■ **Questions to answer**:
- 1) In the post about @FetchRequest not refreshing, how many @FetchRequest vars gather the content for the List's sections?
- 2) Pick up the post about @FetchRequest not refreshing after its final sentence, and continue the reply in the same voice.

■ **Source document**:
========================================
@FetchRequest not refreshing

I am writing a SwiftUI App using CoreData + CloudKit, based partly on sample code from `CoreDataCloudKitDemo`.


There is a MasterListView which presents a List of NavigationLinks of the available data, eg. Recents, Tags, etc. embedded in a Double Column Style NavigationView.


There are 6 @FetchRequest vars that collect the content for the different Sections in the List.


They look similar to this:

@FetchRequest(fetchRequest: ThingViewModel.fetchRequest(matching: .recent)) var recentThings:FetchedResults<Thing>

Where the .fetchRequest(matching: .recent) is producing a FetchRequest with Predicate and SortDescriptors.


The problems start when I use this in MultiTasking mode on an iPad. The user adds new data to the App using a Share Extension.

If I have the App side by side with another App that can share to it, the share is successful, I can see the data go into CoreData and the MasterListView re-draws by the logs but the actual data is not reliably refreshed.


I have logging in the MasterListView to tell me when it re-draws and when it receives a Notification from the core data stack that there has been an update.


The core data stack is running a NSPersistentHistoryChangeRequest, filtering out the added Thing successfully, so I know it is there.

I have tried everything I can think of, including things like:


NSManagedObjectContext.mergeChanges(fromRemoteContextSave:into:)


viewContext.stalenessInterval = 0

viewContext.refreshAllObjects()

viewContext.stalenessInterval = -1


And everything else I have found on SO ;-)



What am I missing?

Replies

I have got it working now but for what feel like all of the wrong reasons.

I moved the notification handler up a level, so that the view that contains all of the @FetchRequest is force refreshed by being re-constructed.
========================================
■ **Recorded data**:
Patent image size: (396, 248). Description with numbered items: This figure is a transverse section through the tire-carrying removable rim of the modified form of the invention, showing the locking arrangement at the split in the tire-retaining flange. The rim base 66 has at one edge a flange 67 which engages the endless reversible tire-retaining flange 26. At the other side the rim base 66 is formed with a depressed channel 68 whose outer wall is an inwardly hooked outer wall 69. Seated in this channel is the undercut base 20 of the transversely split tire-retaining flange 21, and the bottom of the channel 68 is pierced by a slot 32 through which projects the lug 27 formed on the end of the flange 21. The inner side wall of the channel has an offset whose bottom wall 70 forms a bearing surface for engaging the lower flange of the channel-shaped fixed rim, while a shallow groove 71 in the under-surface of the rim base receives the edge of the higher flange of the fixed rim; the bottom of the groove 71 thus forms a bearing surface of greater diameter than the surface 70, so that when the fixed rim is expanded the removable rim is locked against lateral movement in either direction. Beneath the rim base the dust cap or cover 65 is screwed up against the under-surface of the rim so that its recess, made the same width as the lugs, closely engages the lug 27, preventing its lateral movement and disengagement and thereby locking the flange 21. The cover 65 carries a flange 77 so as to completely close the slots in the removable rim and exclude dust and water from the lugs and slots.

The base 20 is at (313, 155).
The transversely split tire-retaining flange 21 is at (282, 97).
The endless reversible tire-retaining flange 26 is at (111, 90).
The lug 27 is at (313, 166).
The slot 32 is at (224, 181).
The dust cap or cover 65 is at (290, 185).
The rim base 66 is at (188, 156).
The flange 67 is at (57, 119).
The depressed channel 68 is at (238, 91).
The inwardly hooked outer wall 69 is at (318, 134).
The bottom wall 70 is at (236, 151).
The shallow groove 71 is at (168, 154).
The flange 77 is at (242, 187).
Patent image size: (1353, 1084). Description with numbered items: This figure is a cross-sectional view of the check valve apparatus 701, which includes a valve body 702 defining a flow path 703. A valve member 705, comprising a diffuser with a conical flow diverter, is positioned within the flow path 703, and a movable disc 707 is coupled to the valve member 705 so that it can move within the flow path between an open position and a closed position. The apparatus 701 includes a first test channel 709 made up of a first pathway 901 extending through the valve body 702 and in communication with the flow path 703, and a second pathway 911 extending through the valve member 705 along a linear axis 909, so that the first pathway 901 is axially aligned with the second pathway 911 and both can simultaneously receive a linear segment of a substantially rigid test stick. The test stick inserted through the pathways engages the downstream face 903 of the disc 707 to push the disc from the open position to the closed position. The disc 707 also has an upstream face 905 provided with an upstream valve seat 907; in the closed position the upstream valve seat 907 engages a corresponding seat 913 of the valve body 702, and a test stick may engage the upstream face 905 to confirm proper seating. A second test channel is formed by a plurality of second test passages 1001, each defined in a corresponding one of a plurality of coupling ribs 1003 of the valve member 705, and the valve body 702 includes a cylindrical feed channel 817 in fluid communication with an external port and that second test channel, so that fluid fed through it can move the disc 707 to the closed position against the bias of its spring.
========================================
■ **Activity answers**:
- 1) Six.

- 2)
The solution feels dirty, I still beleive that the @FetchRequest should be able to trigger a data reload itself when the data changes.


The top level ContentView is now having to be very heavy handed IMHO. by:


struct ContentView: View {
    private var didUpdate = NotificationCenter.default.publisher(for: .coreDataRemoteChange)
    @State private var renderID = UUID()
    var body: some View {
        NavigationView {
            MasterListView()
                .navigationBarTitle(Text("Things"))
                .navigationBarItems(
                    trailing: EditButton()
                )
            Text("No Content").noContentStyle()
            Print("ContentView \(renderID)")
        }
        .id(self.renderID)         
        .onReceive(self.didUpdate) { _ in
            print("ContentView received .coreDataRemoteChange")
            self.renderID = UUID()
        }
        .navigationViewStyle(DoubleColumnNavigationViewStyle())
        .accentColor(.accent)
    }
}


... attaching a UUID to the NavigationView.


Because the notification is reliable and the data was actually being updated, techniques like


NSManagedObjectContext.mergeChanges(fromRemoteContextSave: [NSInsertedObjectsKey: addedThings], into: [taskContext])

are not actually required.


I would be surprised if this was the way we are intended to use @FetchRequest

Have you tried this?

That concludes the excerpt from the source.